What to do:
Only lines with the word "grün" are needed; collect each of them from the listing below.
◆ ◆ ◆
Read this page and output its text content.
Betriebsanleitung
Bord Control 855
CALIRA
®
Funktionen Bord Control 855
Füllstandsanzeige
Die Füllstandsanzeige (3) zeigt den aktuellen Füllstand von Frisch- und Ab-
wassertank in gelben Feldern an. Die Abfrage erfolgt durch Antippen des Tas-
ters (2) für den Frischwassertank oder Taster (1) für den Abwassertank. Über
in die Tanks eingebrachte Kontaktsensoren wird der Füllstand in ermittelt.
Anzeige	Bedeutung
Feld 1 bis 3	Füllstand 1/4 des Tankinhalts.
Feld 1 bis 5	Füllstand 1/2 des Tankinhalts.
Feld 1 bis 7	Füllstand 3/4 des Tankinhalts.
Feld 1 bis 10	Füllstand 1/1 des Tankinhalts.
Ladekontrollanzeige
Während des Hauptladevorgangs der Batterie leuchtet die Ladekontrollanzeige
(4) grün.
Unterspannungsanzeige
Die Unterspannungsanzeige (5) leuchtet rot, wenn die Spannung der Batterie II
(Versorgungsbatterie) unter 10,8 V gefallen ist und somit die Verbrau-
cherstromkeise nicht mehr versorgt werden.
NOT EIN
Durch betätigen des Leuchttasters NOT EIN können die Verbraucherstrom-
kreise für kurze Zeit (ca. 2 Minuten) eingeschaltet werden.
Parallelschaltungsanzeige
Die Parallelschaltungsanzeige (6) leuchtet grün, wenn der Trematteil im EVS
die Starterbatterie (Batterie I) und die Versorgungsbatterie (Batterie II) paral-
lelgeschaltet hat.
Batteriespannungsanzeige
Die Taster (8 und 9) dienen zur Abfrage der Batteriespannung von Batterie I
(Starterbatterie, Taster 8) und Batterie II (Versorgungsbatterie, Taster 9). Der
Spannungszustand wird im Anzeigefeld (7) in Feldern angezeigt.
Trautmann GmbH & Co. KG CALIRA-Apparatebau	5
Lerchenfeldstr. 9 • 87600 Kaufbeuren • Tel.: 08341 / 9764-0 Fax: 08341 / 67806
◆ ◆ ◆
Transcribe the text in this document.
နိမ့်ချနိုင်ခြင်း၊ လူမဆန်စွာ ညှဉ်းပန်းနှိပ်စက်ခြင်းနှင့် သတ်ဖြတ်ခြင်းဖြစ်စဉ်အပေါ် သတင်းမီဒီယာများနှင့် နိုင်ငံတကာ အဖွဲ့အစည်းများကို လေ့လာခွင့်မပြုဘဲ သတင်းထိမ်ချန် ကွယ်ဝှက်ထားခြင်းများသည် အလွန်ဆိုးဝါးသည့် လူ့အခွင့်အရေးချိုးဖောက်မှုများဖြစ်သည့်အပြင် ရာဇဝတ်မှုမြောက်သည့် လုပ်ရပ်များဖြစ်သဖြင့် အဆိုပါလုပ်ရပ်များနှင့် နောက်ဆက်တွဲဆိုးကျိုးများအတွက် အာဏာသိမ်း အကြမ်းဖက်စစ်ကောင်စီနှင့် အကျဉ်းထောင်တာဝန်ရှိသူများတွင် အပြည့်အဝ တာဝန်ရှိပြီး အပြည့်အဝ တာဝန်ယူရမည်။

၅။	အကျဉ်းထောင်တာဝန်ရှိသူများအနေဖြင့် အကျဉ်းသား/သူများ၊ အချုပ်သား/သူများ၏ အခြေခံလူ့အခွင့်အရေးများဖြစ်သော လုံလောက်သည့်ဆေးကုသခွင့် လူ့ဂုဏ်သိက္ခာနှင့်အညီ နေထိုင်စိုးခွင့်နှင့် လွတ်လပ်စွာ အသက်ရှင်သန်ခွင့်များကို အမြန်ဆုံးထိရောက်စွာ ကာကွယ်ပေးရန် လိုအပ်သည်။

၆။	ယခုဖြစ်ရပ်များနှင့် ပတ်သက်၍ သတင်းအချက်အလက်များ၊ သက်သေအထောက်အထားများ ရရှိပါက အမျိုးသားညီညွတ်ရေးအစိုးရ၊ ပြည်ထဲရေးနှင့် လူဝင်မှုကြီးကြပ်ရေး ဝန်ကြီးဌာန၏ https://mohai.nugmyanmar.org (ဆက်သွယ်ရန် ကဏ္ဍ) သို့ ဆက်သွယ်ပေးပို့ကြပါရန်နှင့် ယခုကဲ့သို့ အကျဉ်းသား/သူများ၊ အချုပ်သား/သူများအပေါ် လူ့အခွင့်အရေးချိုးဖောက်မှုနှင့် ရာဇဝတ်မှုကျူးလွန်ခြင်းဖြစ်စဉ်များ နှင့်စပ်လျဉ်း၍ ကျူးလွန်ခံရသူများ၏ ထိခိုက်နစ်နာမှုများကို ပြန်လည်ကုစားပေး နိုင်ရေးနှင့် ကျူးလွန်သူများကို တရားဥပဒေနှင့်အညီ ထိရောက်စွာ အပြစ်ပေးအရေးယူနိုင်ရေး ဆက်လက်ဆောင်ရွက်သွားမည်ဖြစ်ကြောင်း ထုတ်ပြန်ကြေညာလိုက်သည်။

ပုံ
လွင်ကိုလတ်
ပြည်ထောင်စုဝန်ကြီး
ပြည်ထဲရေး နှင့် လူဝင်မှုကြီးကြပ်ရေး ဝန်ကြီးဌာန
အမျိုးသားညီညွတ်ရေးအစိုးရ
◆ ◆ ◆
Result of this exercise:
(4) grün.
Die Parallelschaltungsanzeige (6) leuchtet grün, wenn der Trematteil im EVS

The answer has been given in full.